→ Aufgabe
Übertragen Sie die folgenden Datensätze vollständig und Zeile für Zeile, ohne auch nur ein Zeichen zu verändern.

----- Vorliegendes Material -----

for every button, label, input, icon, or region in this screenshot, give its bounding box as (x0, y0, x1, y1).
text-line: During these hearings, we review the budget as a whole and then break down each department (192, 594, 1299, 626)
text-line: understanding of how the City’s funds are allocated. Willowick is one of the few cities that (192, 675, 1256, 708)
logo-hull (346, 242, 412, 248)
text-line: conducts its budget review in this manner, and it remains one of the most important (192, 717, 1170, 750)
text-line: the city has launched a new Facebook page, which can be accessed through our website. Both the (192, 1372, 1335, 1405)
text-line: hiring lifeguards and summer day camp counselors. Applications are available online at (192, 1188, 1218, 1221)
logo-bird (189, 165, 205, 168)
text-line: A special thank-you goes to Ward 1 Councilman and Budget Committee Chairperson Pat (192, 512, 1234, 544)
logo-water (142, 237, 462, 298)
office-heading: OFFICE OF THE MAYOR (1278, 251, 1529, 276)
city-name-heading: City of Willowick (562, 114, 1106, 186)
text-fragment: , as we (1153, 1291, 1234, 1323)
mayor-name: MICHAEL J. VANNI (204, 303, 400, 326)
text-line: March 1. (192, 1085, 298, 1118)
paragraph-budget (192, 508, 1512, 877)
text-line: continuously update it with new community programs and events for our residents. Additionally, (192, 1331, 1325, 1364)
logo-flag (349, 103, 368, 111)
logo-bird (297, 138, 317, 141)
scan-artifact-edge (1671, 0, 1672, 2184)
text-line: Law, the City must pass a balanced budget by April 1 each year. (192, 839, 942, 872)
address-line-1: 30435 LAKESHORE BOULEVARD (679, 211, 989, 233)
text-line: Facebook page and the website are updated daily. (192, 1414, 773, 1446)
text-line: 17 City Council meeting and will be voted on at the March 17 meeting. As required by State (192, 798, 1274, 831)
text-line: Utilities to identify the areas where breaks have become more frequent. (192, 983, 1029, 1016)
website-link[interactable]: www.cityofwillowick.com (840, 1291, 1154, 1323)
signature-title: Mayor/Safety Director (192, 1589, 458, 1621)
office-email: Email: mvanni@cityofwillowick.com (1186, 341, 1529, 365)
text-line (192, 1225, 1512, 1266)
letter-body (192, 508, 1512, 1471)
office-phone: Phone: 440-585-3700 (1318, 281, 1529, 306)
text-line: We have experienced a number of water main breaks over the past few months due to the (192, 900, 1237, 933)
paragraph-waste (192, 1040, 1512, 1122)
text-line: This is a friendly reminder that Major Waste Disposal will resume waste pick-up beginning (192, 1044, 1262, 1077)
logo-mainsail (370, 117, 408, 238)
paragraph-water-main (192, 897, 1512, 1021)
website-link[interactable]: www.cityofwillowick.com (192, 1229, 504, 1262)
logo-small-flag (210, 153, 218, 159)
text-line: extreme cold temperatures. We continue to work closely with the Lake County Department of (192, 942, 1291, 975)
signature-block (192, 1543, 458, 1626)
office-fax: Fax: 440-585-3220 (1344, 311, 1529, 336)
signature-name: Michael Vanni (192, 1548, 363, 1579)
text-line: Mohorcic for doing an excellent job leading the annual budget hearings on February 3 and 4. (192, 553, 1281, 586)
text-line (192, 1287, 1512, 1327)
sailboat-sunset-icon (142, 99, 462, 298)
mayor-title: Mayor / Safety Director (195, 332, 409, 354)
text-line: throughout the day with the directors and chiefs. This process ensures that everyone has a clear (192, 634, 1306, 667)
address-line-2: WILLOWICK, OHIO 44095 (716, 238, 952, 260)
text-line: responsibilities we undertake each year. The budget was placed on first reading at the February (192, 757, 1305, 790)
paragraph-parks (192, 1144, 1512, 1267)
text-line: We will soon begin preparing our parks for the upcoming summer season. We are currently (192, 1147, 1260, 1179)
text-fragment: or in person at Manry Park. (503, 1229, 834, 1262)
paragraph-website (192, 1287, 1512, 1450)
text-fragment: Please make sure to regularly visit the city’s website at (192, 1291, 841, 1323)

-----

→ Ausgabe
for every button, label, input, icon, or region in this screenshot, give its bounding box as (x0, y0, x1, y1).
text-line: During these hearings, we review the budget as a whole and then break down each department (192, 594, 1299, 626)
text-line: understanding of how the City’s funds are allocated. Willowick is one of the few cities that (192, 675, 1256, 708)
logo-hull (346, 242, 412, 248)
text-line: conducts its budget review in this manner, and it remains one of the most important (192, 717, 1170, 750)
text-line: the city has launched a new Facebook page, which can be accessed through our website. Both the (192, 1372, 1335, 1405)
text-line: hiring lifeguards and summer day camp counselors. Applications are available online at (192, 1188, 1218, 1221)
logo-bird (189, 165, 205, 168)
text-line: A special thank-you goes to Ward 1 Councilman and Budget Committee Chairperson Pat (192, 512, 1234, 544)
logo-water (142, 237, 462, 298)
office-heading: OFFICE OF THE MAYOR (1278, 251, 1529, 276)
city-name-heading: City of Willowick (562, 114, 1106, 186)
text-fragment: , as we (1153, 1291, 1234, 1323)
mayor-name: MICHAEL J. VANNI (204, 303, 400, 326)
text-line: March 1. (192, 1085, 298, 1118)
paragraph-budget (192, 508, 1512, 877)
text-line: continuously update it with new community programs and events for our residents. Additionally, (192, 1331, 1325, 1364)
logo-flag (349, 103, 368, 111)
logo-bird (297, 138, 317, 141)
scan-artifact-edge (1671, 0, 1672, 2184)
text-line: Law, the City must pass a balanced budget by April 1 each year. (192, 839, 942, 872)
address-line-1: 30435 LAKESHORE BOULEVARD (679, 211, 989, 233)
text-line: Facebook page and the website are updated daily. (192, 1414, 773, 1446)
text-line: 17 City Council meeting and will be voted on at the March 17 meeting. As required by State (192, 798, 1274, 831)
text-line: Utilities to identify the areas where breaks have become more frequent. (192, 983, 1029, 1016)
website-link[interactable]: www.cityofwillowick.com (840, 1291, 1154, 1323)
signature-title: Mayor/Safety Director (192, 1589, 458, 1621)
office-email: Email: mvanni@cityofwillowick.com (1186, 341, 1529, 365)
text-line (192, 1225, 1512, 1266)
letter-body (192, 508, 1512, 1471)
office-phone: Phone: 440-585-3700 (1318, 281, 1529, 306)
text-line: We have experienced a number of water main breaks over the past few months due to the (192, 900, 1237, 933)
paragraph-waste (192, 1040, 1512, 1122)
text-line: This is a friendly reminder that Major Waste Disposal will resume waste pick-up beginning (192, 1044, 1262, 1077)
logo-mainsail (370, 117, 408, 238)
paragraph-water-main (192, 897, 1512, 1021)
website-link[interactable]: www.cityofwillowick.com (192, 1229, 504, 1262)
logo-small-flag (210, 153, 218, 159)
text-line: extreme cold temperatures. We continue to work closely with the Lake County Department of (192, 942, 1291, 975)
signature-block (192, 1543, 458, 1626)
office-fax: Fax: 440-585-3220 (1344, 311, 1529, 336)
signature-name: Michael Vanni (192, 1548, 363, 1579)
text-line: Mohorcic for doing an excellent job leading the annual budget hearings on February 3 and 4. (192, 553, 1281, 586)
text-line (192, 1287, 1512, 1327)
sailboat-sunset-icon (142, 99, 462, 298)
mayor-title: Mayor / Safety Director (195, 332, 409, 354)
text-line: throughout the day with the directors and chiefs. This process ensures that everyone has a clear (192, 634, 1306, 667)
address-line-2: WILLOWICK, OHIO 44095 (716, 238, 952, 260)
text-line: responsibilities we undertake each year. The budget was placed on first reading at the February (192, 757, 1305, 790)
paragraph-parks (192, 1144, 1512, 1267)
text-line: We will soon begin preparing our parks for the upcoming summer season. We are currently (192, 1147, 1260, 1179)
text-fragment: or in person at Manry Park. (503, 1229, 834, 1262)
paragraph-website (192, 1287, 1512, 1450)
text-fragment: Please make sure to regularly visit the city’s website at (192, 1291, 841, 1323)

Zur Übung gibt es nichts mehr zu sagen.